Dataset items:
Start

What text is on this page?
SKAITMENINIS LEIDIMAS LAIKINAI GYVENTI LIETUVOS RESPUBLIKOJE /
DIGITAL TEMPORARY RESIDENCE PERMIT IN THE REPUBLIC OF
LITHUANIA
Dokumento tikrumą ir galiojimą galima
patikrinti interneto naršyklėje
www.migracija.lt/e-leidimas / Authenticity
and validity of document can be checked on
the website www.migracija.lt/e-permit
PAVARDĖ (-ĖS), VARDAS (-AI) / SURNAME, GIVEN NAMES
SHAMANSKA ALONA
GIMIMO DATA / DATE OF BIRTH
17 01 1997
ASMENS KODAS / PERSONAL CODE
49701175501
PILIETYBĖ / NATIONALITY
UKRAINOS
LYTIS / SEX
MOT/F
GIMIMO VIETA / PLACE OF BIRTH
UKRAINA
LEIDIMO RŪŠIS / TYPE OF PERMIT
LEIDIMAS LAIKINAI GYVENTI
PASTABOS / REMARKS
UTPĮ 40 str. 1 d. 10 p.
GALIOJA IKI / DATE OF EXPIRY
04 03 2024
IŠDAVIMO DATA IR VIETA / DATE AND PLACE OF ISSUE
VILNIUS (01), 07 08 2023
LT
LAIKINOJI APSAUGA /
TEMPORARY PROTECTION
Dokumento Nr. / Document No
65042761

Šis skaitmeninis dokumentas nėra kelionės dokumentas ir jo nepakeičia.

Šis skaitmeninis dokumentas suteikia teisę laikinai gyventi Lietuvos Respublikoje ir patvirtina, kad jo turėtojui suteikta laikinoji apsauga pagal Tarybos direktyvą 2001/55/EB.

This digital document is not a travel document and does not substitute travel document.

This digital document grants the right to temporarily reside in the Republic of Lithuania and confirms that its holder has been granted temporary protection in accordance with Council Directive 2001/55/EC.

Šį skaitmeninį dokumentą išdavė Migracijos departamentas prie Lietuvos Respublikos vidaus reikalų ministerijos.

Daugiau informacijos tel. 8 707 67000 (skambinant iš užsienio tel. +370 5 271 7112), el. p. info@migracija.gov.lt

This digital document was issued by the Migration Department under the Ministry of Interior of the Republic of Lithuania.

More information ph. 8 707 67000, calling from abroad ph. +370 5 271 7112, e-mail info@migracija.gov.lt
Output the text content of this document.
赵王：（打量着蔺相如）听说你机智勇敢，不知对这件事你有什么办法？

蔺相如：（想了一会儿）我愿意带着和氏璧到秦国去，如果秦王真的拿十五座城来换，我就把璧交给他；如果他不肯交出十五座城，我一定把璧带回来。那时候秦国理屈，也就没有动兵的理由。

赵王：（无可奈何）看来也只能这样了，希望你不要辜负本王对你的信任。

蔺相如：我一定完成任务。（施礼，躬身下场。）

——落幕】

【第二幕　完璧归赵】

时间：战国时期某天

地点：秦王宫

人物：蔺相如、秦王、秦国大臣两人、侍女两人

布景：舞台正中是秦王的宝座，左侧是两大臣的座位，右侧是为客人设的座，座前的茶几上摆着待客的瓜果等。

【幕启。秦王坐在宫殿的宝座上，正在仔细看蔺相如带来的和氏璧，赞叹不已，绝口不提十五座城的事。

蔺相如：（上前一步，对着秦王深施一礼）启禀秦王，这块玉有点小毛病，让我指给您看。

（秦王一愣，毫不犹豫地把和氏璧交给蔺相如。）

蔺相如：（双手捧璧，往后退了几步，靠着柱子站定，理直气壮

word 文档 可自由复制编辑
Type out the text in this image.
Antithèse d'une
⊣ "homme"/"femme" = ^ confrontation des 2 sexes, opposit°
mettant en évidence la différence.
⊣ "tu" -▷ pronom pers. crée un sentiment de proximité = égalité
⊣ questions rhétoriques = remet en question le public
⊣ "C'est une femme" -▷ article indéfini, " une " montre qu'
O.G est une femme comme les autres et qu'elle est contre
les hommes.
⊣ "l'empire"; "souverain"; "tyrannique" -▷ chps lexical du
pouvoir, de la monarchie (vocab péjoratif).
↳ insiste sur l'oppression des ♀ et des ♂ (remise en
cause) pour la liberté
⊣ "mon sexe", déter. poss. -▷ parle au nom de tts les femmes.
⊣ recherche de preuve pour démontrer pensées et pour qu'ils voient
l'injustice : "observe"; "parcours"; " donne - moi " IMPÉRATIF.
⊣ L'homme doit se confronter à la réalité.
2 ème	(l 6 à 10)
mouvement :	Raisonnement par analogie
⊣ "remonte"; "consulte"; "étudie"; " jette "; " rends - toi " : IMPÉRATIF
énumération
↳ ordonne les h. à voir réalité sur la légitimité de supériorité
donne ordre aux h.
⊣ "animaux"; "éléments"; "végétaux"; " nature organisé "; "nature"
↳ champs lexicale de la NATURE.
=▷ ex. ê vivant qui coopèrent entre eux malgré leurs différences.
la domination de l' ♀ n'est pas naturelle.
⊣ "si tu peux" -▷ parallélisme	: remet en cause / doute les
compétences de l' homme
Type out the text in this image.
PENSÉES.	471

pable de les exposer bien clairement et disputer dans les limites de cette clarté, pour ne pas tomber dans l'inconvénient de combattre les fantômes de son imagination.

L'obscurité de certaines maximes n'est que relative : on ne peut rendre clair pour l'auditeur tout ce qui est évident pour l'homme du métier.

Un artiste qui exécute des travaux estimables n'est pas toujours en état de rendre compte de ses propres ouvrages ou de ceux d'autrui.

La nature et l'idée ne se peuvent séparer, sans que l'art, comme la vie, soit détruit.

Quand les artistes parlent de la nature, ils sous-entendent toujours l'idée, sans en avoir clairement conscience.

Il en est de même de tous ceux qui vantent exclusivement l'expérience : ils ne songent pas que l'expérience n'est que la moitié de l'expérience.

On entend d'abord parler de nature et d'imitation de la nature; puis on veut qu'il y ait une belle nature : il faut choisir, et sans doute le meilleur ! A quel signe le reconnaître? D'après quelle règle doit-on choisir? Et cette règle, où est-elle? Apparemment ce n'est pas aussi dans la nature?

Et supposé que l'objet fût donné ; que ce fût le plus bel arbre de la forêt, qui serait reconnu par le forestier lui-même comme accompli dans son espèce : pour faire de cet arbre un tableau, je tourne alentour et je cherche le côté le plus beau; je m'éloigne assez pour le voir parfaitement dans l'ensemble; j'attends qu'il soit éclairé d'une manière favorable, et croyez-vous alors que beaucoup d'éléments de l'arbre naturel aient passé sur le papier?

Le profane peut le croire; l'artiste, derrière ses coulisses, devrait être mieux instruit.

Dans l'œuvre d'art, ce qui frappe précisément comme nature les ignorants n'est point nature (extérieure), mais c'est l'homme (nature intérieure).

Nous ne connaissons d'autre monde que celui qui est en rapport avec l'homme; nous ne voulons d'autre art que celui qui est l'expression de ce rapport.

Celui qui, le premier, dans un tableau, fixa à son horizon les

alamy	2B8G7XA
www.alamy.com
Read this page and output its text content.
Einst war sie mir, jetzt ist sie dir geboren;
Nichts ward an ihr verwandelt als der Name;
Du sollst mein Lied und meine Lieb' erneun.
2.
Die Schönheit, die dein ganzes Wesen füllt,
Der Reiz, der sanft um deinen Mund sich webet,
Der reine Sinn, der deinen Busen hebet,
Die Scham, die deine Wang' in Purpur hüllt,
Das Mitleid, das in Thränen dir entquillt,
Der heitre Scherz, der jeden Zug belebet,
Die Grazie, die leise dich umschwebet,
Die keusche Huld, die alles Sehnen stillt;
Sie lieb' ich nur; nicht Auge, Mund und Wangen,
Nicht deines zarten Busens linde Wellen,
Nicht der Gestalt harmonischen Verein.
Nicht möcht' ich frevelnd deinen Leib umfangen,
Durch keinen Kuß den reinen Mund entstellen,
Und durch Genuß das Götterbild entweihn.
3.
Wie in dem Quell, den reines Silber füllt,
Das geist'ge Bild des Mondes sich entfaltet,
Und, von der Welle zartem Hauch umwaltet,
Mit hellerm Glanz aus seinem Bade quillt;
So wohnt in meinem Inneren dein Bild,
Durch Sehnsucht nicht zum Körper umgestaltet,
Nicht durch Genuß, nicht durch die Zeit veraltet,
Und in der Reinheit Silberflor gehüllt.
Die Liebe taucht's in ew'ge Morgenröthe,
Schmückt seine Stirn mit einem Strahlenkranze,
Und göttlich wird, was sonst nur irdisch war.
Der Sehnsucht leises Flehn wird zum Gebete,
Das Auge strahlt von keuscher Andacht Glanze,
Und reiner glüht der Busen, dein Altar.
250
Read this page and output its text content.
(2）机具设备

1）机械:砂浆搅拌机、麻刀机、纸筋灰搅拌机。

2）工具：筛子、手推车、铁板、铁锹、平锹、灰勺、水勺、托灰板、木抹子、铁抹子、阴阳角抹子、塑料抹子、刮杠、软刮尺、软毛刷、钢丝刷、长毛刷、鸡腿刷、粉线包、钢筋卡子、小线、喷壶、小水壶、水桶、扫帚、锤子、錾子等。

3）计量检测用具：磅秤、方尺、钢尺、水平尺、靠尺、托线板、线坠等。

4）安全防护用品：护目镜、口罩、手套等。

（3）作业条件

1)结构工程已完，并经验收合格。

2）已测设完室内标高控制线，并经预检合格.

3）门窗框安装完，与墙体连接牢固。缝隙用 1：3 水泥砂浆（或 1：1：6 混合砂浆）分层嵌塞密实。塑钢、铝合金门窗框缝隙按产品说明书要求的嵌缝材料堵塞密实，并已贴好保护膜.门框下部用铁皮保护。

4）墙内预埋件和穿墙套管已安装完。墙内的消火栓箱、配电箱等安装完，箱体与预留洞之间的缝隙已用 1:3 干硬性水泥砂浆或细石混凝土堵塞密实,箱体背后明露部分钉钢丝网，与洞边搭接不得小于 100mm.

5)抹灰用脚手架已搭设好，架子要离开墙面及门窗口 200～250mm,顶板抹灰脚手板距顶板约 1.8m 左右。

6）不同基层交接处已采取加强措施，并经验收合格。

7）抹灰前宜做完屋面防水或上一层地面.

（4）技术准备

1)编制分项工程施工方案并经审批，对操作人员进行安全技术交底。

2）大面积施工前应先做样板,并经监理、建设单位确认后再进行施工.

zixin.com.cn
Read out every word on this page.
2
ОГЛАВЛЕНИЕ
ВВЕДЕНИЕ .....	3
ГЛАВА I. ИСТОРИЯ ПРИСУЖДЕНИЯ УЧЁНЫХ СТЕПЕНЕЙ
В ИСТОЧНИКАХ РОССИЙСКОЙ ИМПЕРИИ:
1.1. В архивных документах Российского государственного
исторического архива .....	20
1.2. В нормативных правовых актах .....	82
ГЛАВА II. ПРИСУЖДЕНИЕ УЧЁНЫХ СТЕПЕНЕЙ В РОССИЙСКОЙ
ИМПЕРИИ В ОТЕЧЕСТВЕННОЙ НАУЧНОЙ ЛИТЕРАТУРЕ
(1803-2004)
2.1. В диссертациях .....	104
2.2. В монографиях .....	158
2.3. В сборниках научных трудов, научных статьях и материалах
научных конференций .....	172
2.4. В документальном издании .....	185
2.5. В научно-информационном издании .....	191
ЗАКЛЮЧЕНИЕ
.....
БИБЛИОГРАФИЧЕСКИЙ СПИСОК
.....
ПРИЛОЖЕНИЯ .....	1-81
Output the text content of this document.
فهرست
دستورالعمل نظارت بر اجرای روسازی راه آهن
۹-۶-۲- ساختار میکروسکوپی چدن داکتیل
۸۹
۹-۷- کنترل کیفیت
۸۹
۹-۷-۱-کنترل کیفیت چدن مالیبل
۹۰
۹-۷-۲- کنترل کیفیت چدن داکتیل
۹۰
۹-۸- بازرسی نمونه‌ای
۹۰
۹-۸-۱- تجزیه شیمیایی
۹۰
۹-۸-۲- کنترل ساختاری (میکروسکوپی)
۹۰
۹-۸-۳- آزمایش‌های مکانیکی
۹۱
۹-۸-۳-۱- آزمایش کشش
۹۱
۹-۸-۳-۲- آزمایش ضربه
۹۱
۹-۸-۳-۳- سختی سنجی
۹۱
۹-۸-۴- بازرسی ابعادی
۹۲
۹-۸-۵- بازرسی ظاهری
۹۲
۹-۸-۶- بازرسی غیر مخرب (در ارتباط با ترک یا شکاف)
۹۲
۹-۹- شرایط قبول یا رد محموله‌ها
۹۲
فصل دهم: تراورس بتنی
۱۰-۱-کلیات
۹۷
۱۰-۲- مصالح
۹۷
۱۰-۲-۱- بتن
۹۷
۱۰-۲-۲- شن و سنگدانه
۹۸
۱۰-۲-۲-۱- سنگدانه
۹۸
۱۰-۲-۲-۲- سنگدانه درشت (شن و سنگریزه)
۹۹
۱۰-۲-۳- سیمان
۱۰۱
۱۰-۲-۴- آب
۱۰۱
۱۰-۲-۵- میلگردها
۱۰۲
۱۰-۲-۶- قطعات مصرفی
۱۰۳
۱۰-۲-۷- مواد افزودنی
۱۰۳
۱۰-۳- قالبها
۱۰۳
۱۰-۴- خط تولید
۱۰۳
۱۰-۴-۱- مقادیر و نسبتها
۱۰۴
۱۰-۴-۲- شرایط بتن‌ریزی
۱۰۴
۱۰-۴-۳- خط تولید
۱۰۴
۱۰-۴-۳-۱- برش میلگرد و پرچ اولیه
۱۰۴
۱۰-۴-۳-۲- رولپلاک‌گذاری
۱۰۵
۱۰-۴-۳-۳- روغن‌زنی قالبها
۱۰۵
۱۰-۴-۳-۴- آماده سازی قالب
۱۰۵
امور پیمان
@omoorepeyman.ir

End

Search the data for "РОССИЙСКОЙ". Copy every matching line.

(Result of this task)
В ИСТОЧНИКАХ РОССИЙСКОЙ ИМПЕРИИ:
ГЛАВА II. ПРИСУЖДЕНИЕ УЧЁНЫХ СТЕПЕНЕЙ В РОССИЙСКОЙ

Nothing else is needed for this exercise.